What is asked.
Return the full listing exactly as it is written.

Material to process.
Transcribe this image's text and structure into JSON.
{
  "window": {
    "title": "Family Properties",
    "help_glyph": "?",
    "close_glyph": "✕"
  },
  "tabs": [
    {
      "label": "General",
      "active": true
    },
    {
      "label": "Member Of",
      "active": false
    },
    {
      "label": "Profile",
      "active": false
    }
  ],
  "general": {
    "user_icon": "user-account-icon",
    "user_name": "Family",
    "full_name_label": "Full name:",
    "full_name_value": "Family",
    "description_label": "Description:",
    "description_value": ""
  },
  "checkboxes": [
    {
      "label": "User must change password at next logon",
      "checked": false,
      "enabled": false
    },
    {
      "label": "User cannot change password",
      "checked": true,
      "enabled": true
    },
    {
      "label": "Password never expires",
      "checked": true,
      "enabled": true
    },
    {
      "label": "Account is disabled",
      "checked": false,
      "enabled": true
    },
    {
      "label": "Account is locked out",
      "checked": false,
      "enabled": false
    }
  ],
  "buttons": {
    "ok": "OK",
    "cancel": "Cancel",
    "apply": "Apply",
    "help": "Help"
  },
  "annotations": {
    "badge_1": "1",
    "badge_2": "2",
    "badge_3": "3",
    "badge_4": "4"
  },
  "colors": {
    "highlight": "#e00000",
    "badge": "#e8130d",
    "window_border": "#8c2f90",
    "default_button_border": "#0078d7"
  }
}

Full response.
Transcribe this image's text and structure into JSON.
{
  "window": {
    "title": "Family Properties",
    "help_glyph": "?",
    "close_glyph": "✕"
  },
  "tabs": [
    {
      "label": "General",
      "active": true
    },
    {
      "label": "Member Of",
      "active": false
    },
    {
      "label": "Profile",
      "active": false
    }
  ],
  "general": {
    "user_icon": "user-account-icon",
    "user_name": "Family",
    "full_name_label": "Full name:",
    "full_name_value": "Family",
    "description_label": "Description:",
    "description_value": ""
  },
  "checkboxes": [
    {
      "label": "User must change password at next logon",
      "checked": false,
      "enabled": false
    },
    {
      "label": "User cannot change password",
      "checked": true,
      "enabled": true
    },
    {
      "label": "Password never expires",
      "checked": true,
      "enabled": true
    },
    {
      "label": "Account is disabled",
      "checked": false,
      "enabled": true
    },
    {
      "label": "Account is locked out",
      "checked": false,
      "enabled": false
    }
  ],
  "buttons": {
    "ok": "OK",
    "cancel": "Cancel",
    "apply": "Apply",
    "help": "Help"
  },
  "annotations": {
    "badge_1": "1",
    "badge_2": "2",
    "badge_3": "3",
    "badge_4": "4"
  },
  "colors": {
    "highlight": "#e00000",
    "badge": "#e8130d",
    "window_border": "#8c2f90",
    "default_button_border": "#0078d7"
  }
}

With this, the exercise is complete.